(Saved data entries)
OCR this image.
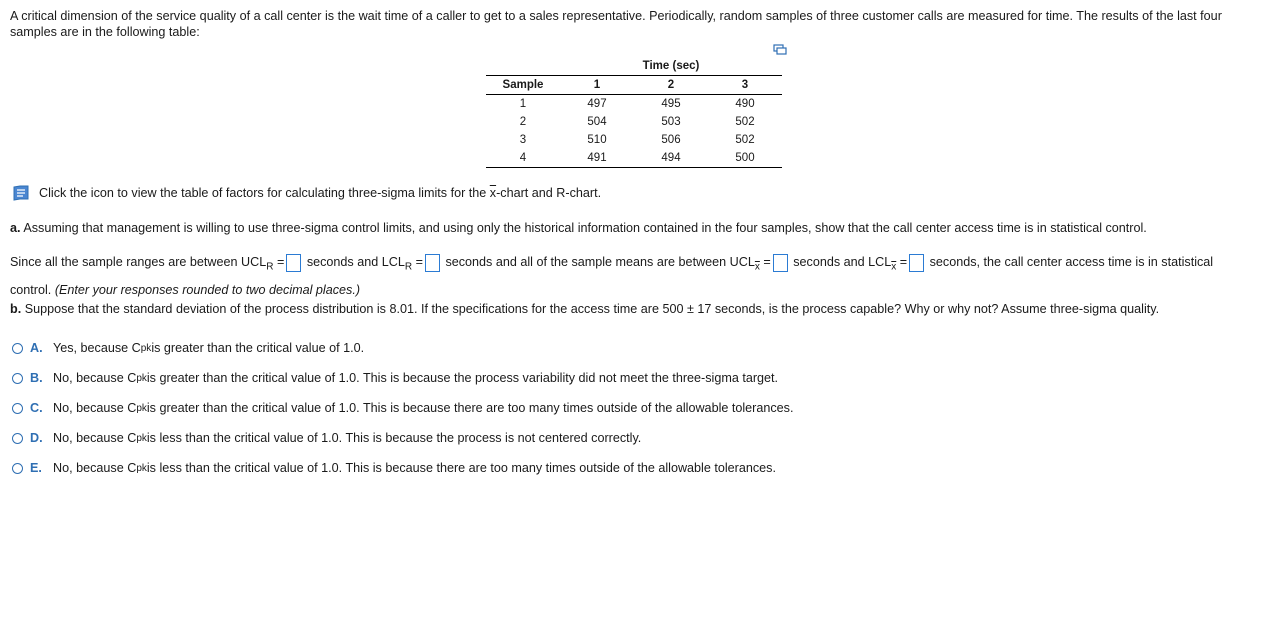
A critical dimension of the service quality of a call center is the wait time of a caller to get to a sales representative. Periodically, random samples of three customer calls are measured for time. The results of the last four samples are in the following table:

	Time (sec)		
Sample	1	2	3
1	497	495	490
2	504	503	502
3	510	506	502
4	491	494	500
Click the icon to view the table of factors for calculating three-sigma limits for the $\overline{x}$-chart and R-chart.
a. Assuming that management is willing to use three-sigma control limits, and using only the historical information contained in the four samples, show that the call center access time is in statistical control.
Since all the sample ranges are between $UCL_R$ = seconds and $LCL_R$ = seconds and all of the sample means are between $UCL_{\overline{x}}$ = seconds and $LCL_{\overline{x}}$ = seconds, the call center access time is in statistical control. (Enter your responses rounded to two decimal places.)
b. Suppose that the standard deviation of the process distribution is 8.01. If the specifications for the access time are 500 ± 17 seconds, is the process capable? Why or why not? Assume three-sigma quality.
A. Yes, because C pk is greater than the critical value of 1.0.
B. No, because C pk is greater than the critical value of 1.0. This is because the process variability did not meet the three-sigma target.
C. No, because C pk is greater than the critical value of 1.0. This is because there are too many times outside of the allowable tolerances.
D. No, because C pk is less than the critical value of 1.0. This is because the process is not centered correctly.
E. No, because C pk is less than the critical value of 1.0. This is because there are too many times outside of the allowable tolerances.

# [GOAL]
Reproduce every entry exactly, but omit each picture.

# [RESULT]
OCR this image.
A critical dimension of the service quality of a call center is the wait time of a caller to get to a sales representative. Periodically, random samples of three customer calls are measured for time. The results of the last four samples are in the following table:

	Time (sec)		
Sample	1	2	3
1	497	495	490
2	504	503	502
3	510	506	502
4	491	494	500
Click the icon to view the table of factors for calculating three-sigma limits for the $\overline{x}$-chart and R-chart.
a. Assuming that management is willing to use three-sigma control limits, and using only the historical information contained in the four samples, show that the call center access time is in statistical control.
Since all the sample ranges are between $UCL_R$ = seconds and $LCL_R$ = seconds and all of the sample means are between $UCL_{\overline{x}}$ = seconds and $LCL_{\overline{x}}$ = seconds, the call center access time is in statistical control. (Enter your responses rounded to two decimal places.)
b. Suppose that the standard deviation of the process distribution is 8.01. If the specifications for the access time are 500 ± 17 seconds, is the process capable? Why or why not? Assume three-sigma quality.
A. Yes, because C pk is greater than the critical value of 1.0.
B. No, because C pk is greater than the critical value of 1.0. This is because the process variability did not meet the three-sigma target.
C. No, because C pk is greater than the critical value of 1.0. This is because there are too many times outside of the allowable tolerances.
D. No, because C pk is less than the critical value of 1.0. This is because the process is not centered correctly.
E. No, because C pk is less than the critical value of 1.0. This is because there are too many times outside of the allowable tolerances.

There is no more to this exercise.